(Data entries)
***
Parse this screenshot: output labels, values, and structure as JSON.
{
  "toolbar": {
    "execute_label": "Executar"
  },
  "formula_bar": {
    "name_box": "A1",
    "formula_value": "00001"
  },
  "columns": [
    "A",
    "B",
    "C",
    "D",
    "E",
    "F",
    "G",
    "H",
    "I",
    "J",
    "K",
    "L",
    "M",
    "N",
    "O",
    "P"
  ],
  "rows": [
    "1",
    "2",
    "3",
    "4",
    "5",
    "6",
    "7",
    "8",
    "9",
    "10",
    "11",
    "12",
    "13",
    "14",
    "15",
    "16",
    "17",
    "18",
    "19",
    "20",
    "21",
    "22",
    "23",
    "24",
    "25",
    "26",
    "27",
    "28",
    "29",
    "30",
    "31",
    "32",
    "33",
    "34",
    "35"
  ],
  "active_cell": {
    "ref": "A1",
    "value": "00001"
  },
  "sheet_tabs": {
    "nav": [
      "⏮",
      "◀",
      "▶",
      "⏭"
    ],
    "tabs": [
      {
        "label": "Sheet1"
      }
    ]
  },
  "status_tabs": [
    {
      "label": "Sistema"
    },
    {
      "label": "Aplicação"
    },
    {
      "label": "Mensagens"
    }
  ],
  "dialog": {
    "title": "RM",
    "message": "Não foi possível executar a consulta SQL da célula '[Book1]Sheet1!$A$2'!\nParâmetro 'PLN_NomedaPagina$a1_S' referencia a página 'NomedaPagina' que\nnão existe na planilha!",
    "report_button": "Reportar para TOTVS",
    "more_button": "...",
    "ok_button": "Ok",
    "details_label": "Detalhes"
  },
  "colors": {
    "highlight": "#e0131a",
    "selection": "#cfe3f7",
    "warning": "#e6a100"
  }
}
***
### GIVEN PROBLEM
Copy out the material word for word and line for line.

### EXERCISE RESULT
Parse this screenshot: output labels, values, and structure as JSON.
{
  "toolbar": {
    "execute_label": "Executar"
  },
  "formula_bar": {
    "name_box": "A1",
    "formula_value": "00001"
  },
  "columns": [
    "A",
    "B",
    "C",
    "D",
    "E",
    "F",
    "G",
    "H",
    "I",
    "J",
    "K",
    "L",
    "M",
    "N",
    "O",
    "P"
  ],
  "rows": [
    "1",
    "2",
    "3",
    "4",
    "5",
    "6",
    "7",
    "8",
    "9",
    "10",
    "11",
    "12",
    "13",
    "14",
    "15",
    "16",
    "17",
    "18",
    "19",
    "20",
    "21",
    "22",
    "23",
    "24",
    "25",
    "26",
    "27",
    "28",
    "29",
    "30",
    "31",
    "32",
    "33",
    "34",
    "35"
  ],
  "active_cell": {
    "ref": "A1",
    "value": "00001"
  },
  "sheet_tabs": {
    "nav": [
      "⏮",
      "◀",
      "▶",
      "⏭"
    ],
    "tabs": [
      {
        "label": "Sheet1"
      }
    ]
  },
  "status_tabs": [
    {
      "label": "Sistema"
    },
    {
      "label": "Aplicação"
    },
    {
      "label": "Mensagens"
    }
  ],
  "dialog": {
    "title": "RM",
    "message": "Não foi possível executar a consulta SQL da célula '[Book1]Sheet1!$A$2'!\nParâmetro 'PLN_NomedaPagina$a1_S' referencia a página 'NomedaPagina' que\nnão existe na planilha!",
    "report_button": "Reportar para TOTVS",
    "more_button": "...",
    "ok_button": "Ok",
    "details_label": "Detalhes"
  },
  "colors": {
    "highlight": "#e0131a",
    "selection": "#cfe3f7",
    "warning": "#e6a100"
  }
}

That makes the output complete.